• [TO DO]: Return, word for word, every line that follows.

• [STORED DATA]:

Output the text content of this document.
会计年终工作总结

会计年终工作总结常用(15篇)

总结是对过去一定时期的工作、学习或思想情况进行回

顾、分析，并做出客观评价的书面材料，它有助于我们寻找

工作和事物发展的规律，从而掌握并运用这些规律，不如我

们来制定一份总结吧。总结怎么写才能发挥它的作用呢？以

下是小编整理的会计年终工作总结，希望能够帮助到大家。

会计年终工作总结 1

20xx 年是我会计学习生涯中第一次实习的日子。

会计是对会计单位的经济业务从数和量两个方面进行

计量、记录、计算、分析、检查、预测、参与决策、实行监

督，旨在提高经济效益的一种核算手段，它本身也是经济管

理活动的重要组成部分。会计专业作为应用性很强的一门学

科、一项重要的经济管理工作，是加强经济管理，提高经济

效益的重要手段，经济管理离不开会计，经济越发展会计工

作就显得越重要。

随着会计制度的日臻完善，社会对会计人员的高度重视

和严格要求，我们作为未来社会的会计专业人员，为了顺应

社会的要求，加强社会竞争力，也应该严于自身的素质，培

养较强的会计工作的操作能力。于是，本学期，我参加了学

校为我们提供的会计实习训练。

• [REPLY]:
Output the text content of this document.
会计年终工作总结

会计年终工作总结常用(15篇)

总结是对过去一定时期的工作、学习或思想情况进行回

顾、分析，并做出客观评价的书面材料，它有助于我们寻找

工作和事物发展的规律，从而掌握并运用这些规律，不如我

们来制定一份总结吧。总结怎么写才能发挥它的作用呢？以

下是小编整理的会计年终工作总结，希望能够帮助到大家。

会计年终工作总结 1

20xx 年是我会计学习生涯中第一次实习的日子。

会计是对会计单位的经济业务从数和量两个方面进行

计量、记录、计算、分析、检查、预测、参与决策、实行监

督，旨在提高经济效益的一种核算手段，它本身也是经济管

理活动的重要组成部分。会计专业作为应用性很强的一门学

科、一项重要的经济管理工作，是加强经济管理，提高经济

效益的重要手段，经济管理离不开会计，经济越发展会计工

作就显得越重要。

随着会计制度的日臻完善，社会对会计人员的高度重视

和严格要求，我们作为未来社会的会计专业人员，为了顺应

社会的要求，加强社会竞争力，也应该严于自身的素质，培

养较强的会计工作的操作能力。于是，本学期，我参加了学

校为我们提供的会计实习训练。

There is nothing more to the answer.